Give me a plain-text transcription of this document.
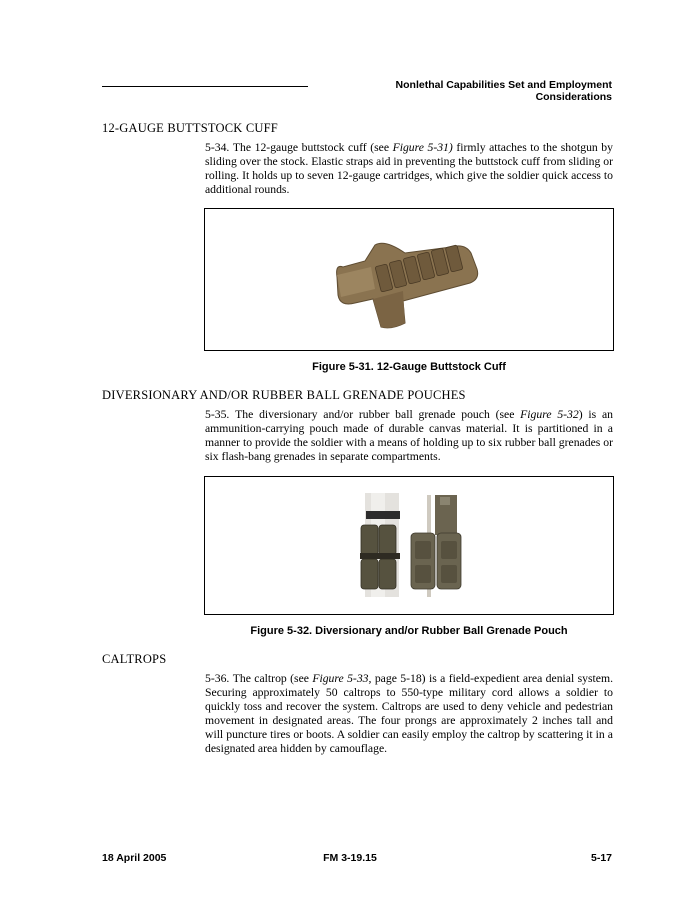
Nonlethal Capabilities Set and Employment Considerations
12-GAUGE BUTTSTOCK CUFF

5-34. The 12-gauge buttstock cuff (see Figure 5-31) firmly attaches to the shotgun by sliding over the stock. Elastic straps aid in preventing the buttstock cuff from sliding or rolling. It holds up to seven 12-gauge cartridges, which give the soldier quick access to additional rounds.

Figure 5-31. 12-Gauge Buttstock Cuff
DIVERSIONARY AND/OR RUBBER BALL GRENADE POUCHES

5-35. The diversionary and/or rubber ball grenade pouch (see Figure 5-32) is an ammunition-carrying pouch made of durable canvas material. It is partitioned in a manner to provide the soldier with a means of holding up to six rubber ball grenades or six flash-bang grenades in separate compartments.

Figure 5-32. Diversionary and/or Rubber Ball Grenade Pouch
CALTROPS

5-36. The caltrop (see Figure 5-33, page 5-18) is a field-expedient area denial system. Securing approximately 50 caltrops to 550-type military cord allows a soldier to quickly toss and recover the system. Caltrops are used to deny vehicle and pedestrian movement in designated areas. The four prongs are approximately 2 inches tall and will puncture tires or boots. A soldier can easily employ the caltrop by scattering it in a designated area hidden by camouflage.

18 April 2005	FM 3-19.15	5-17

**Problem**
Will you restate every entry word for word and omit the images?

**Solution for this problem**
Give me a plain-text transcription of this document.
Nonlethal Capabilities Set and Employment Considerations
12-GAUGE BUTTSTOCK CUFF

5-34. The 12-gauge buttstock cuff (see Figure 5-31) firmly attaches to the shotgun by sliding over the stock. Elastic straps aid in preventing the buttstock cuff from sliding or rolling. It holds up to seven 12-gauge cartridges, which give the soldier quick access to additional rounds.

Figure 5-31. 12-Gauge Buttstock Cuff
DIVERSIONARY AND/OR RUBBER BALL GRENADE POUCHES

5-35. The diversionary and/or rubber ball grenade pouch (see Figure 5-32) is an ammunition-carrying pouch made of durable canvas material. It is partitioned in a manner to provide the soldier with a means of holding up to six rubber ball grenades or six flash-bang grenades in separate compartments.

Figure 5-32. Diversionary and/or Rubber Ball Grenade Pouch
CALTROPS

5-36. The caltrop (see Figure 5-33, page 5-18) is a field-expedient area denial system. Securing approximately 50 caltrops to 550-type military cord allows a soldier to quickly toss and recover the system. Caltrops are used to deny vehicle and pedestrian movement in designated areas. The four prongs are approximately 2 inches tall and will puncture tires or boots. A soldier can easily employ the caltrop by scattering it in a designated area hidden by camouflage.

18 April 2005	FM 3-19.15	5-17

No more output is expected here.